• **EXERCISE DETAILS**
Whenever a line carries the word "Paris", pull it out of the entries.

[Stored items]
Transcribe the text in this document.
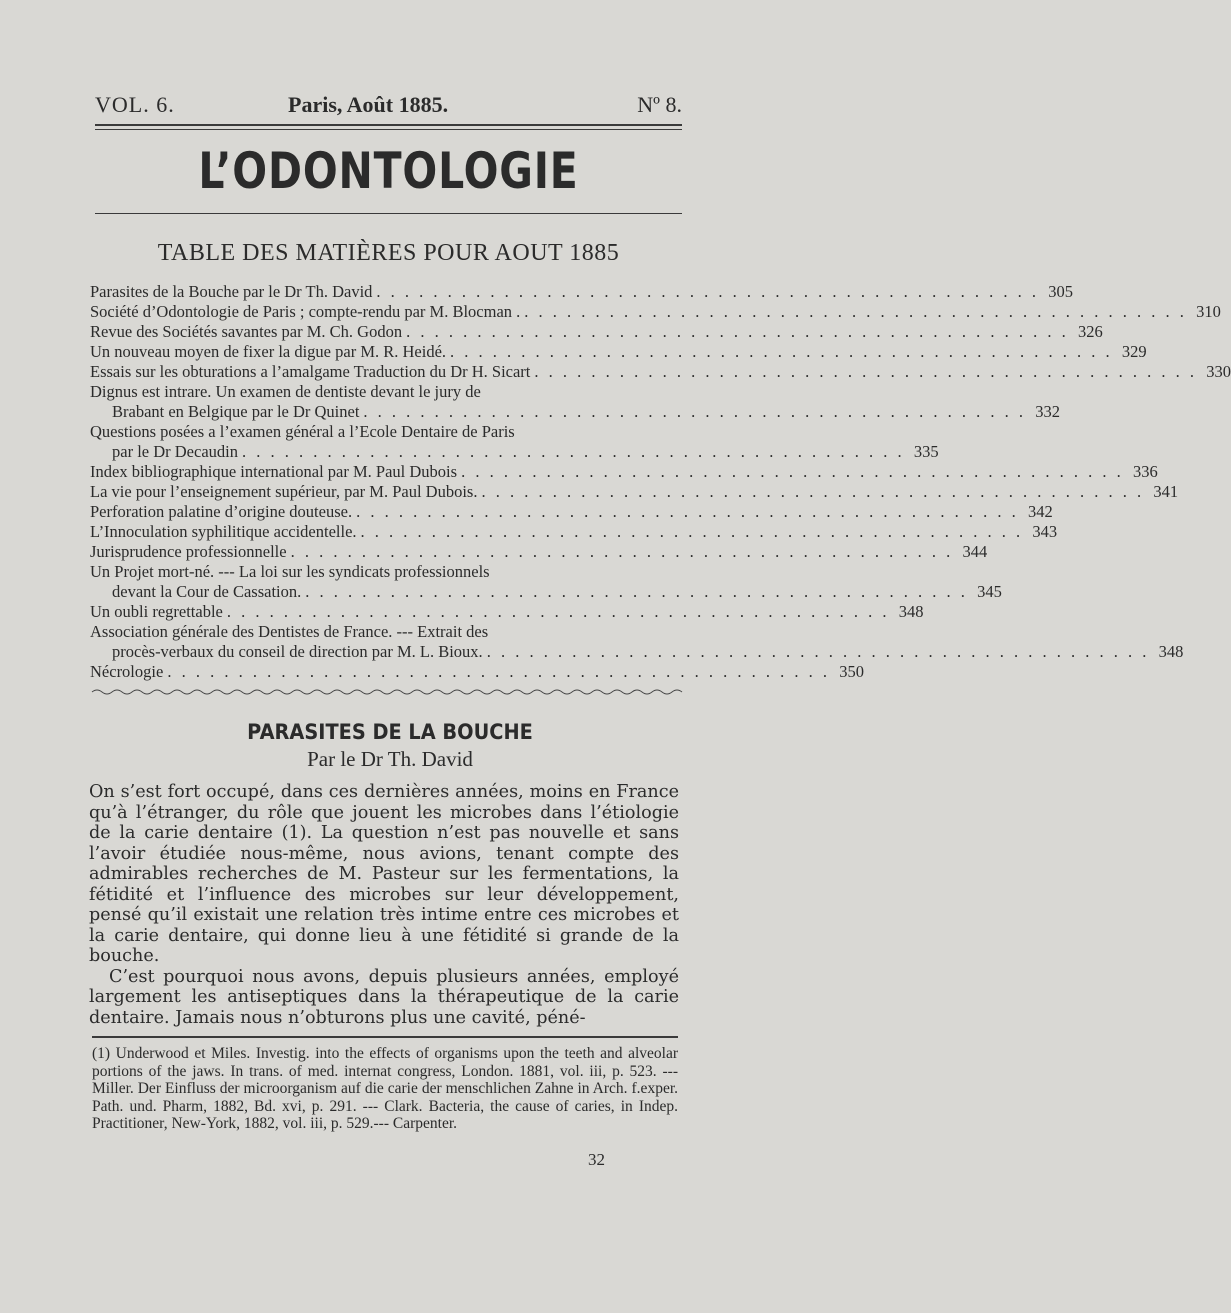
VOL. 6.	Paris, Août 1885.	Nº 8.
L’ODONTOLOGIE
TABLE DES MATIÈRES POUR AOUT 1885
Parasites de la Bouche par le Dr Th. David . . . . . . . . . . . . . . . . . . . . . . . . . . . . . . . . . . . . . . . . . . . . . . . 305
Société d’Odontologie de Paris ; compte-rendu par M. Blocman . . . . . . . . . . . . . . . . . . . . . . . . . . . . . . . . . . . . . . . . . . . . . . . . 310
Revue des Sociétés savantes par M. Ch. Godon . . . . . . . . . . . . . . . . . . . . . . . . . . . . . . . . . . . . . . . . . . . . . . . 326
Un nouveau moyen de fixer la digue par M. R. Heidé. . . . . . . . . . . . . . . . . . . . . . . . . . . . . . . . . . . . . . . . . . . . . . . . 329
Essais sur les obturations a l’amalgame Traduction du Dr H. Sicart . . . . . . . . . . . . . . . . . . . . . . . . . . . . . . . . . . . . . . . . . . . . . . . 330
Dignus est intrare. Un examen de dentiste devant le jury de
Brabant en Belgique par le Dr Quinet . . . . . . . . . . . . . . . . . . . . . . . . . . . . . . . . . . . . . . . . . . . . . . . 332
Questions posées a l’examen général a l’Ecole Dentaire de Paris
par le Dr Decaudin . . . . . . . . . . . . . . . . . . . . . . . . . . . . . . . . . . . . . . . . . . . . . . . 335
Index bibliographique international par M. Paul Dubois . . . . . . . . . . . . . . . . . . . . . . . . . . . . . . . . . . . . . . . . . . . . . . . 336
La vie pour l’enseignement supérieur, par M. Paul Dubois. . . . . . . . . . . . . . . . . . . . . . . . . . . . . . . . . . . . . . . . . . . . . . . . 341
Perforation palatine d’origine douteuse. . . . . . . . . . . . . . . . . . . . . . . . . . . . . . . . . . . . . . . . . . . . . . . . 342
L’Innoculation syphilitique accidentelle. . . . . . . . . . . . . . . . . . . . . . . . . . . . . . . . . . . . . . . . . . . . . . . . 343
Jurisprudence professionnelle . . . . . . . . . . . . . . . . . . . . . . . . . . . . . . . . . . . . . . . . . . . . . . . 344
Un Projet mort-né. --- La loi sur les syndicats professionnels
devant la Cour de Cassation. . . . . . . . . . . . . . . . . . . . . . . . . . . . . . . . . . . . . . . . . . . . . . . . 345
Un oubli regrettable . . . . . . . . . . . . . . . . . . . . . . . . . . . . . . . . . . . . . . . . . . . . . . . 348
Association générale des Dentistes de France. --- Extrait des
procès-verbaux du conseil de direction par M. L. Bioux. . . . . . . . . . . . . . . . . . . . . . . . . . . . . . . . . . . . . . . . . . . . . . . . 348
Nécrologie . . . . . . . . . . . . . . . . . . . . . . . . . . . . . . . . . . . . . . . . . . . . . . . 350
PARASITES DE LA BOUCHE
Par le Dr Th. David

On s’est fort occupé, dans ces dernières années, moins en France qu’à l’étranger, du rôle que jouent les microbes dans l’étiologie de la carie dentaire (1). La question n’est pas nouvelle et sans l’avoir étudiée nous-même, nous avions, tenant compte des admirables recherches de M. Pasteur sur les fermentations, la fétidité et l’influence des microbes sur leur développement, pensé qu’il existait une relation très intime entre ces microbes et la carie dentaire, qui donne lieu à une fétidité si grande de la bouche.

C’est pourquoi nous avons, depuis plusieurs années, employé largement les antiseptiques dans la thérapeutique de la carie dentaire. Jamais nous n’obturons plus une cavité, péné-

(1) Underwood et Miles. Investig. into the effects of organisms upon the teeth and alveolar portions of the jaws. In trans. of med. internat congress, London. 1881, vol. iii, p. 523. --- Miller. Der Einfluss der microorganism auf die carie der menschlichen Zahne in Arch. f.exper. Path. und. Pharm, 1882, Bd. xvi, p. 291. --- Clark. Bacteria, the cause of caries, in Indep. Practitioner, New-York, 1882, vol. iii, p. 529.--- Carpenter.
32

• **ANSWER FOR THIS EXERCISE**
VOL. 6.	Paris, Août 1885.	Nº 8.
Société d’Odontologie de Paris ; compte-rendu par M. Blocman . . . . . . . . . . . . . . . . . . . . . . . . . . . . . . . . . . . . . . . . . . . . . . . . 310
Questions posées a l’examen général a l’Ecole Dentaire de Paris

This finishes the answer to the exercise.